***** Record excerpts

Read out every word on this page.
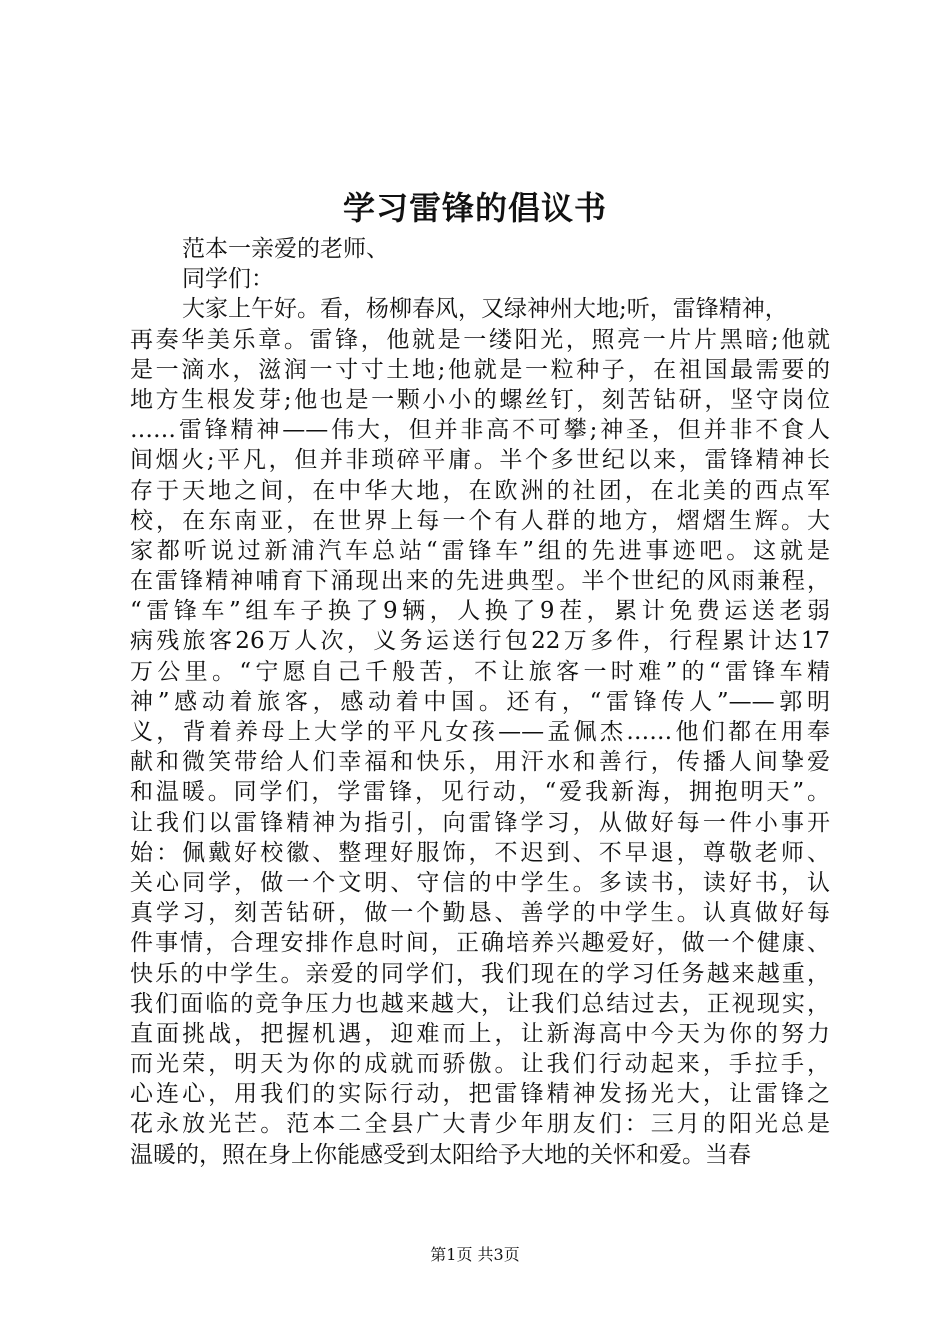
学习雷锋的倡议书
范本一亲爱的老师、
同学们：
大家上午好。看，杨柳春风，又绿神州大地;听，雷锋精神，
再奏华美乐章。雷锋，他就是一缕阳光，照亮一片片黑暗;他就
是一滴水，滋润一寸寸土地;他就是一粒种子，在祖国最需要的
地方生根发芽;他也是一颗小小的螺丝钉，刻苦钻研，坚守岗位
……雷锋精神——伟大，但并非高不可攀;神圣，但并非不食人
间烟火;平凡，但并非琐碎平庸。半个多世纪以来，雷锋精神长
存于天地之间，在中华大地，在欧洲的社团，在北美的西点军
校，在东南亚，在世界上每一个有人群的地方，熠熠生辉。大
家都听说过新浦汽车总站“雷锋车”组的先进事迹吧。这就是
在雷锋精神哺育下涌现出来的先进典型。半个世纪的风雨兼程，
“雷锋车”组车子换了9辆，人换了9茬，累计免费运送老弱
病残旅客26万人次，义务运送行包22万多件，行程累计达17
万公里。“宁愿自己千般苦，不让旅客一时难”的“雷锋车精
神”感动着旅客，感动着中国。还有，“雷锋传人”——郭明
义，背着养母上大学的平凡女孩——孟佩杰……他们都在用奉
献和微笑带给人们幸福和快乐，用汗水和善行，传播人间挚爱
和温暖。同学们，学雷锋，见行动，“爱我新海，拥抱明天”。
让我们以雷锋精神为指引，向雷锋学习，从做好每一件小事开
始：佩戴好校徽、整理好服饰，不迟到、不早退，尊敬老师、
关心同学，做一个文明、守信的中学生。多读书，读好书，认
真学习，刻苦钻研，做一个勤恳、善学的中学生。认真做好每
件事情，合理安排作息时间，正确培养兴趣爱好，做一个健康、
快乐的中学生。亲爱的同学们，我们现在的学习任务越来越重，
我们面临的竞争压力也越来越大，让我们总结过去，正视现实，
直面挑战，把握机遇，迎难而上，让新海高中今天为你的努力
而光荣，明天为你的成就而骄傲。让我们行动起来，手拉手，
心连心，用我们的实际行动，把雷锋精神发扬光大，让雷锋之
花永放光芒。范本二全县广大青少年朋友们：三月的阳光总是
温暖的，照在身上你能感受到太阳给予大地的关怀和爱。当春
第1页 共3页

**********

Task requirements:
Your task is to reproduce all of the material exactly. The pictures stay out.

Solution:
Read out every word on this page.
学习雷锋的倡议书
范本一亲爱的老师、
同学们：
大家上午好。看，杨柳春风，又绿神州大地;听，雷锋精神，
再奏华美乐章。雷锋，他就是一缕阳光，照亮一片片黑暗;他就
是一滴水，滋润一寸寸土地;他就是一粒种子，在祖国最需要的
地方生根发芽;他也是一颗小小的螺丝钉，刻苦钻研，坚守岗位
……雷锋精神——伟大，但并非高不可攀;神圣，但并非不食人
间烟火;平凡，但并非琐碎平庸。半个多世纪以来，雷锋精神长
存于天地之间，在中华大地，在欧洲的社团，在北美的西点军
校，在东南亚，在世界上每一个有人群的地方，熠熠生辉。大
家都听说过新浦汽车总站“雷锋车”组的先进事迹吧。这就是
在雷锋精神哺育下涌现出来的先进典型。半个世纪的风雨兼程，
“雷锋车”组车子换了9辆，人换了9茬，累计免费运送老弱
病残旅客26万人次，义务运送行包22万多件，行程累计达17
万公里。“宁愿自己千般苦，不让旅客一时难”的“雷锋车精
神”感动着旅客，感动着中国。还有，“雷锋传人”——郭明
义，背着养母上大学的平凡女孩——孟佩杰……他们都在用奉
献和微笑带给人们幸福和快乐，用汗水和善行，传播人间挚爱
和温暖。同学们，学雷锋，见行动，“爱我新海，拥抱明天”。
让我们以雷锋精神为指引，向雷锋学习，从做好每一件小事开
始：佩戴好校徽、整理好服饰，不迟到、不早退，尊敬老师、
关心同学，做一个文明、守信的中学生。多读书，读好书，认
真学习，刻苦钻研，做一个勤恳、善学的中学生。认真做好每
件事情，合理安排作息时间，正确培养兴趣爱好，做一个健康、
快乐的中学生。亲爱的同学们，我们现在的学习任务越来越重，
我们面临的竞争压力也越来越大，让我们总结过去，正视现实，
直面挑战，把握机遇，迎难而上，让新海高中今天为你的努力
而光荣，明天为你的成就而骄傲。让我们行动起来，手拉手，
心连心，用我们的实际行动，把雷锋精神发扬光大，让雷锋之
花永放光芒。范本二全县广大青少年朋友们：三月的阳光总是
温暖的，照在身上你能感受到太阳给予大地的关怀和爱。当春
第1页 共3页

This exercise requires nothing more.